Recorded data:

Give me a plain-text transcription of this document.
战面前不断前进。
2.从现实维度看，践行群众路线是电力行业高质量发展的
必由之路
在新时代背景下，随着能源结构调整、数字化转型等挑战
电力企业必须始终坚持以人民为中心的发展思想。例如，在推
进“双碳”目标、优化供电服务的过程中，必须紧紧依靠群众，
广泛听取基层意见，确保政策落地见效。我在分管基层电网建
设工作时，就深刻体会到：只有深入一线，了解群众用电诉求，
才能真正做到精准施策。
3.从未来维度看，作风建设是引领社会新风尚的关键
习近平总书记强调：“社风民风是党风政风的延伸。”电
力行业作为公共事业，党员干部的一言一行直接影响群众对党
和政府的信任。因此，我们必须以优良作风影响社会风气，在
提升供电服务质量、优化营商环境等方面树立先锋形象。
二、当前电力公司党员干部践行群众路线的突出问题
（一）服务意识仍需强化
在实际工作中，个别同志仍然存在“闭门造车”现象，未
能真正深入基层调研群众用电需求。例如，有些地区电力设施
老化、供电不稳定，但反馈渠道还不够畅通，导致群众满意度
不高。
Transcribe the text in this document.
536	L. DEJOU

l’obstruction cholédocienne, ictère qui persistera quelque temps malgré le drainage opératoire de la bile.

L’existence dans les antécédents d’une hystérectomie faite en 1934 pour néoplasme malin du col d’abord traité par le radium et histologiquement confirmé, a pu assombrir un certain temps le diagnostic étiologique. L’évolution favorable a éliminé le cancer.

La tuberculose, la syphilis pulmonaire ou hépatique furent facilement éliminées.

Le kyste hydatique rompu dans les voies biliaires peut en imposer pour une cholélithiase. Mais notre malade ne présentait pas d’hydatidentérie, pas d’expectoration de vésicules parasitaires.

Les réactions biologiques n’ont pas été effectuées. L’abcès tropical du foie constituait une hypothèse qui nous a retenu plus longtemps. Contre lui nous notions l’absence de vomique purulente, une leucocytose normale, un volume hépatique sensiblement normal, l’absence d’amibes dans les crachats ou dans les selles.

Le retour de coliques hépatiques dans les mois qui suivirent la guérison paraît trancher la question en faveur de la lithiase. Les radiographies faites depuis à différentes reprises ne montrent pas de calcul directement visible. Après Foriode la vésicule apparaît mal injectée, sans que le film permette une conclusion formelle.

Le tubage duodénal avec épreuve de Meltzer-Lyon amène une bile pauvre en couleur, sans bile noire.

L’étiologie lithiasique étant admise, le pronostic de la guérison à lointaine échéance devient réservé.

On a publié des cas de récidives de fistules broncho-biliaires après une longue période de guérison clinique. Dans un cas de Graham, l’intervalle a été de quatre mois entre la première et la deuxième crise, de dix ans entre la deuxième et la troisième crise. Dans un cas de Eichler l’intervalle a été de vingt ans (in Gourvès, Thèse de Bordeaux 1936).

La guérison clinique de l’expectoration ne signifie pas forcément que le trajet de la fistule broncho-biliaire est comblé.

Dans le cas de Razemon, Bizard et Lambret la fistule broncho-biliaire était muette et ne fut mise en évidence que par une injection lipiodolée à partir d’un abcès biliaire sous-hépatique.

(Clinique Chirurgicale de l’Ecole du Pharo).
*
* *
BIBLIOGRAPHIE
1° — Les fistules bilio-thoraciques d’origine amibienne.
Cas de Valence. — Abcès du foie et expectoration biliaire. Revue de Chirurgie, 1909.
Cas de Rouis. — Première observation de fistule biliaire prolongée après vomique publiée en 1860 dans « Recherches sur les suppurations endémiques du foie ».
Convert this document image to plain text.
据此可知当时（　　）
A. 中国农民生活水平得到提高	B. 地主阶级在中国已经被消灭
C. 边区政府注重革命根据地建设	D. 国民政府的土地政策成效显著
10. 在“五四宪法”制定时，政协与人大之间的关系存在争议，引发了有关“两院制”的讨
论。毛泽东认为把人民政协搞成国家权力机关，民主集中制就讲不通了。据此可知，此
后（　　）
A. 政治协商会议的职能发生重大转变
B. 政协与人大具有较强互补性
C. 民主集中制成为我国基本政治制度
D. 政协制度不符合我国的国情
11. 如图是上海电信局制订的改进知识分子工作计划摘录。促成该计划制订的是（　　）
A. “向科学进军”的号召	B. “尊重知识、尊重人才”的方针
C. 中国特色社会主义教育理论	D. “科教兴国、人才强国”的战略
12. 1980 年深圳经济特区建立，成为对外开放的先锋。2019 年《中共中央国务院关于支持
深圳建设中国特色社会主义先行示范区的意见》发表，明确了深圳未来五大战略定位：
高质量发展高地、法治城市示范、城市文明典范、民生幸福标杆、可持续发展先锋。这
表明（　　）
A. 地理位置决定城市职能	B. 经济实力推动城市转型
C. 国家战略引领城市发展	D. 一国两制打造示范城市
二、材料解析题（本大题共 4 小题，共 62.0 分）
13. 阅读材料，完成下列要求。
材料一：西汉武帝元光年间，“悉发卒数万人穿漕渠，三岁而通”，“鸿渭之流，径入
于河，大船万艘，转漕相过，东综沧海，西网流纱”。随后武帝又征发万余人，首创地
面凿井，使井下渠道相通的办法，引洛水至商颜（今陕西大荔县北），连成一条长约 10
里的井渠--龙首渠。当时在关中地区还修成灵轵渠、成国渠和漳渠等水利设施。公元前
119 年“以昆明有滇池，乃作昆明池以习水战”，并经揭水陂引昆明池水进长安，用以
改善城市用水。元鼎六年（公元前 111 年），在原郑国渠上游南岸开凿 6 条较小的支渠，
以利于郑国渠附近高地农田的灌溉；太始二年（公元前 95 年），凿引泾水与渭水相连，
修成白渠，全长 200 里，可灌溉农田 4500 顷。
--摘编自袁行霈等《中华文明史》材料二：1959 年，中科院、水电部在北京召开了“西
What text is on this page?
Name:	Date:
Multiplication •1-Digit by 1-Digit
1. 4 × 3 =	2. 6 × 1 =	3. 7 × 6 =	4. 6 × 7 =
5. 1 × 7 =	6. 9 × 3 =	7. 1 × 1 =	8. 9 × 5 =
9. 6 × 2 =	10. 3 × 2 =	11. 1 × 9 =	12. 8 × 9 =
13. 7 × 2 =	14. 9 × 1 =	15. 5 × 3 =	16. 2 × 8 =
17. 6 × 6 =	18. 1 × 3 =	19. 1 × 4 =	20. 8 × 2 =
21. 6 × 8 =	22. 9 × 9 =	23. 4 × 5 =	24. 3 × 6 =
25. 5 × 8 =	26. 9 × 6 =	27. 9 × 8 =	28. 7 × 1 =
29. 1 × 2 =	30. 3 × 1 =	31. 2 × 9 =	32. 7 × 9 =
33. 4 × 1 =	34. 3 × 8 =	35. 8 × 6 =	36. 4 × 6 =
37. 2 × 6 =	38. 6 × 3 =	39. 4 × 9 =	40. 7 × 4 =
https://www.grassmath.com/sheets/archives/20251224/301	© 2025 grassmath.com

The problem: Copy the material above, line for line.

Solution for this task:
Give me a plain-text transcription of this document.
战面前不断前进。
2.从现实维度看，践行群众路线是电力行业高质量发展的
必由之路
在新时代背景下，随着能源结构调整、数字化转型等挑战
电力企业必须始终坚持以人民为中心的发展思想。例如，在推
进“双碳”目标、优化供电服务的过程中，必须紧紧依靠群众，
广泛听取基层意见，确保政策落地见效。我在分管基层电网建
设工作时，就深刻体会到：只有深入一线，了解群众用电诉求，
才能真正做到精准施策。
3.从未来维度看，作风建设是引领社会新风尚的关键
习近平总书记强调：“社风民风是党风政风的延伸。”电
力行业作为公共事业，党员干部的一言一行直接影响群众对党
和政府的信任。因此，我们必须以优良作风影响社会风气，在
提升供电服务质量、优化营商环境等方面树立先锋形象。
二、当前电力公司党员干部践行群众路线的突出问题
（一）服务意识仍需强化
在实际工作中，个别同志仍然存在“闭门造车”现象，未
能真正深入基层调研群众用电需求。例如，有些地区电力设施
老化、供电不稳定，但反馈渠道还不够畅通，导致群众满意度
不高。
Transcribe the text in this document.
536	L. DEJOU

l’obstruction cholédocienne, ictère qui persistera quelque temps malgré le drainage opératoire de la bile.

L’existence dans les antécédents d’une hystérectomie faite en 1934 pour néoplasme malin du col d’abord traité par le radium et histologiquement confirmé, a pu assombrir un certain temps le diagnostic étiologique. L’évolution favorable a éliminé le cancer.

La tuberculose, la syphilis pulmonaire ou hépatique furent facilement éliminées.

Le kyste hydatique rompu dans les voies biliaires peut en imposer pour une cholélithiase. Mais notre malade ne présentait pas d’hydatidentérie, pas d’expectoration de vésicules parasitaires.

Les réactions biologiques n’ont pas été effectuées. L’abcès tropical du foie constituait une hypothèse qui nous a retenu plus longtemps. Contre lui nous notions l’absence de vomique purulente, une leucocytose normale, un volume hépatique sensiblement normal, l’absence d’amibes dans les crachats ou dans les selles.

Le retour de coliques hépatiques dans les mois qui suivirent la guérison paraît trancher la question en faveur de la lithiase. Les radiographies faites depuis à différentes reprises ne montrent pas de calcul directement visible. Après Foriode la vésicule apparaît mal injectée, sans que le film permette une conclusion formelle.

Le tubage duodénal avec épreuve de Meltzer-Lyon amène une bile pauvre en couleur, sans bile noire.

L’étiologie lithiasique étant admise, le pronostic de la guérison à lointaine échéance devient réservé.

On a publié des cas de récidives de fistules broncho-biliaires après une longue période de guérison clinique. Dans un cas de Graham, l’intervalle a été de quatre mois entre la première et la deuxième crise, de dix ans entre la deuxième et la troisième crise. Dans un cas de Eichler l’intervalle a été de vingt ans (in Gourvès, Thèse de Bordeaux 1936).

La guérison clinique de l’expectoration ne signifie pas forcément que le trajet de la fistule broncho-biliaire est comblé.

Dans le cas de Razemon, Bizard et Lambret la fistule broncho-biliaire était muette et ne fut mise en évidence que par une injection lipiodolée à partir d’un abcès biliaire sous-hépatique.

(Clinique Chirurgicale de l’Ecole du Pharo).
*
* *
BIBLIOGRAPHIE
1° — Les fistules bilio-thoraciques d’origine amibienne.
Cas de Valence. — Abcès du foie et expectoration biliaire. Revue de Chirurgie, 1909.
Cas de Rouis. — Première observation de fistule biliaire prolongée après vomique publiée en 1860 dans « Recherches sur les suppurations endémiques du foie ».
Convert this document image to plain text.
据此可知当时（　　）
A. 中国农民生活水平得到提高	B. 地主阶级在中国已经被消灭
C. 边区政府注重革命根据地建设	D. 国民政府的土地政策成效显著
10. 在“五四宪法”制定时，政协与人大之间的关系存在争议，引发了有关“两院制”的讨
论。毛泽东认为把人民政协搞成国家权力机关，民主集中制就讲不通了。据此可知，此
后（　　）
A. 政治协商会议的职能发生重大转变
B. 政协与人大具有较强互补性
C. 民主集中制成为我国基本政治制度
D. 政协制度不符合我国的国情
11. 如图是上海电信局制订的改进知识分子工作计划摘录。促成该计划制订的是（　　）
A. “向科学进军”的号召	B. “尊重知识、尊重人才”的方针
C. 中国特色社会主义教育理论	D. “科教兴国、人才强国”的战略
12. 1980 年深圳经济特区建立，成为对外开放的先锋。2019 年《中共中央国务院关于支持
深圳建设中国特色社会主义先行示范区的意见》发表，明确了深圳未来五大战略定位：
高质量发展高地、法治城市示范、城市文明典范、民生幸福标杆、可持续发展先锋。这
表明（　　）
A. 地理位置决定城市职能	B. 经济实力推动城市转型
C. 国家战略引领城市发展	D. 一国两制打造示范城市
二、材料解析题（本大题共 4 小题，共 62.0 分）
13. 阅读材料，完成下列要求。
材料一：西汉武帝元光年间，“悉发卒数万人穿漕渠，三岁而通”，“鸿渭之流，径入
于河，大船万艘，转漕相过，东综沧海，西网流纱”。随后武帝又征发万余人，首创地
面凿井，使井下渠道相通的办法，引洛水至商颜（今陕西大荔县北），连成一条长约 10
里的井渠--龙首渠。当时在关中地区还修成灵轵渠、成国渠和漳渠等水利设施。公元前
119 年“以昆明有滇池，乃作昆明池以习水战”，并经揭水陂引昆明池水进长安，用以
改善城市用水。元鼎六年（公元前 111 年），在原郑国渠上游南岸开凿 6 条较小的支渠，
以利于郑国渠附近高地农田的灌溉；太始二年（公元前 95 年），凿引泾水与渭水相连，
修成白渠，全长 200 里，可灌溉农田 4500 顷。
--摘编自袁行霈等《中华文明史》材料二：1959 年，中科院、水电部在北京召开了“西
What text is on this page?
Name:	Date:
Multiplication •1-Digit by 1-Digit
1. 4 × 3 =	2. 6 × 1 =	3. 7 × 6 =	4. 6 × 7 =
5. 1 × 7 =	6. 9 × 3 =	7. 1 × 1 =	8. 9 × 5 =
9. 6 × 2 =	10. 3 × 2 =	11. 1 × 9 =	12. 8 × 9 =
13. 7 × 2 =	14. 9 × 1 =	15. 5 × 3 =	16. 2 × 8 =
17. 6 × 6 =	18. 1 × 3 =	19. 1 × 4 =	20. 8 × 2 =
21. 6 × 8 =	22. 9 × 9 =	23. 4 × 5 =	24. 3 × 6 =
25. 5 × 8 =	26. 9 × 6 =	27. 9 × 8 =	28. 7 × 1 =
29. 1 × 2 =	30. 3 × 1 =	31. 2 × 9 =	32. 7 × 9 =
33. 4 × 1 =	34. 3 × 8 =	35. 8 × 6 =	36. 4 × 6 =
37. 2 × 6 =	38. 6 × 3 =	39. 4 × 9 =	40. 7 × 4 =
https://www.grassmath.com/sheets/archives/20251224/301	© 2025 grassmath.com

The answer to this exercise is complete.